| MATERIAL SHOWN |
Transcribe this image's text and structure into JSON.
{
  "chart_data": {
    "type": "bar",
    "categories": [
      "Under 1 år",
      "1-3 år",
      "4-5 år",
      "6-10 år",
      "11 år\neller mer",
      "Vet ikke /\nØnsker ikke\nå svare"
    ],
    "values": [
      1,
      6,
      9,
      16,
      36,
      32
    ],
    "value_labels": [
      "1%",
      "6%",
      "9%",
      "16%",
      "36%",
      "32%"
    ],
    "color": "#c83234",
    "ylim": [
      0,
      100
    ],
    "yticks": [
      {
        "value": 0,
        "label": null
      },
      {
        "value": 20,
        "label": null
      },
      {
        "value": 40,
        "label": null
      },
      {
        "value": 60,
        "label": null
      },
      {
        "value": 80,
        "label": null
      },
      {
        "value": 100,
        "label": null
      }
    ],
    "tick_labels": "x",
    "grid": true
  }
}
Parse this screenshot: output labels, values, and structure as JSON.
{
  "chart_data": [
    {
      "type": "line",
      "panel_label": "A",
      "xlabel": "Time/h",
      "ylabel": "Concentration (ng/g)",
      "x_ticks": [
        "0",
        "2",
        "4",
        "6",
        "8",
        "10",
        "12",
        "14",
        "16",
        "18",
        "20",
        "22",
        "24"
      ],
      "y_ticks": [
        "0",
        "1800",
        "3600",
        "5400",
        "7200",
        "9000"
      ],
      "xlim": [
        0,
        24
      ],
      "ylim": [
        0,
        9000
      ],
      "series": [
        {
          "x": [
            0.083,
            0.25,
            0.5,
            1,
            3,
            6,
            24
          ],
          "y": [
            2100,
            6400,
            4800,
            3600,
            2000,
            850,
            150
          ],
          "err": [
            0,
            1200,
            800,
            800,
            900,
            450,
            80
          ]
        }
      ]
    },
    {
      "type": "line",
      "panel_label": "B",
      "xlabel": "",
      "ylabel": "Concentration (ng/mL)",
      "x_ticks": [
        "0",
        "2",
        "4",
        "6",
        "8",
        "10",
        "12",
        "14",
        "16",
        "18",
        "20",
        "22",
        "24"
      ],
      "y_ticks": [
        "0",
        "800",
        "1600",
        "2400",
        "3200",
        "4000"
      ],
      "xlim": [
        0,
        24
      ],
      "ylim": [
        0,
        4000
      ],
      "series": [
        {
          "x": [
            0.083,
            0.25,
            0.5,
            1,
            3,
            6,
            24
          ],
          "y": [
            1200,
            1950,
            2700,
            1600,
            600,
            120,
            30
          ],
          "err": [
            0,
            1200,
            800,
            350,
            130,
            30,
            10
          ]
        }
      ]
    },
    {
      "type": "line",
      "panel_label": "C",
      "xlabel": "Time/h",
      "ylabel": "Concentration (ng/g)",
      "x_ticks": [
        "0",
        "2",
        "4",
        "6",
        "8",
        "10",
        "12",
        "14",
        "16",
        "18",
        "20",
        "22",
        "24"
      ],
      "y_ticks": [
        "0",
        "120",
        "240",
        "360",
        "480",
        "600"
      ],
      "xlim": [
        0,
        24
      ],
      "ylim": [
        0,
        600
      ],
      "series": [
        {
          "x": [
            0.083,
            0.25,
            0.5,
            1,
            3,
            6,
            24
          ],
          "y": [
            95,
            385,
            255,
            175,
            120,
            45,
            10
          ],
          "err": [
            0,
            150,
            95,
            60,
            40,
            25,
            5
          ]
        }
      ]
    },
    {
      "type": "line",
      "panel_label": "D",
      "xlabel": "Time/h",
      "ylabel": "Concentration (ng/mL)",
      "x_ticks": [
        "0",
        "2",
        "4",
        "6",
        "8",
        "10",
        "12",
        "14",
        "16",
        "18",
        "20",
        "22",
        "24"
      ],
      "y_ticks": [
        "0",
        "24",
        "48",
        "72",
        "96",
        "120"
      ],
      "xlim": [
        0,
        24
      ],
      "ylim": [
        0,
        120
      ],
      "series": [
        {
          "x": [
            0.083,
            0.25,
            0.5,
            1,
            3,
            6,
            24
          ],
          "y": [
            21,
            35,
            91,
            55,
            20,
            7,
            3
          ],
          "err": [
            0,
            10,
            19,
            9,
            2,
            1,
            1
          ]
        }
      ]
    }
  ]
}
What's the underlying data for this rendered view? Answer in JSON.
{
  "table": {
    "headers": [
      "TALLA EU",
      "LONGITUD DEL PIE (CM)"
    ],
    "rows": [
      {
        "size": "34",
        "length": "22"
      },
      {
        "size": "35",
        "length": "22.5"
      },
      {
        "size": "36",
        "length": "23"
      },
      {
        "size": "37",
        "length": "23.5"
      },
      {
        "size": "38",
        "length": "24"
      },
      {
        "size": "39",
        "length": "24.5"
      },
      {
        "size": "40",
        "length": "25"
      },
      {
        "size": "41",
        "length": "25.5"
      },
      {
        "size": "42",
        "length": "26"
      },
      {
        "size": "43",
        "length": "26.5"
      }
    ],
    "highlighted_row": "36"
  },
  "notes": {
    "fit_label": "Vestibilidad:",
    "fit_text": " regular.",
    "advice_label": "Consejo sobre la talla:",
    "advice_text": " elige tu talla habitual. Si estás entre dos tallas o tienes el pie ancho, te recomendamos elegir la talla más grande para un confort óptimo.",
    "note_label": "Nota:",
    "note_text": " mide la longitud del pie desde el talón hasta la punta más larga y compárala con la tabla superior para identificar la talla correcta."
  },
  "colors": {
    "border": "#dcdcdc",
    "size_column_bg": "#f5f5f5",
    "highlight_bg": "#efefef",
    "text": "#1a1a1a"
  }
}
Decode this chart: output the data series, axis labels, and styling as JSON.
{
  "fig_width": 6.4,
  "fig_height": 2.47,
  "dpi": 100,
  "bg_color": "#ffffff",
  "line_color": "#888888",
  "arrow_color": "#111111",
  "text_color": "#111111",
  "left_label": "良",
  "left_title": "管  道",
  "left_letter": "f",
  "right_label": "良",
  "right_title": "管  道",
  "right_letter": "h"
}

| WHAT YOU WILL DO |
Locate "Decode this chart: output" in the data above. Then repeat, exactly, its line and each line after it through the last, adding nothing.

| REPLY |
Decode this chart: output the data series, axis labels, and styling as JSON.
{
  "fig_width": 6.4,
  "fig_height": 2.47,
  "dpi": 100,
  "bg_color": "#ffffff",
  "line_color": "#888888",
  "arrow_color": "#111111",
  "text_color": "#111111",
  "left_label": "良",
  "left_title": "管  道",
  "left_letter": "f",
  "right_label": "良",
  "right_title": "管  道",
  "right_letter": "h"
}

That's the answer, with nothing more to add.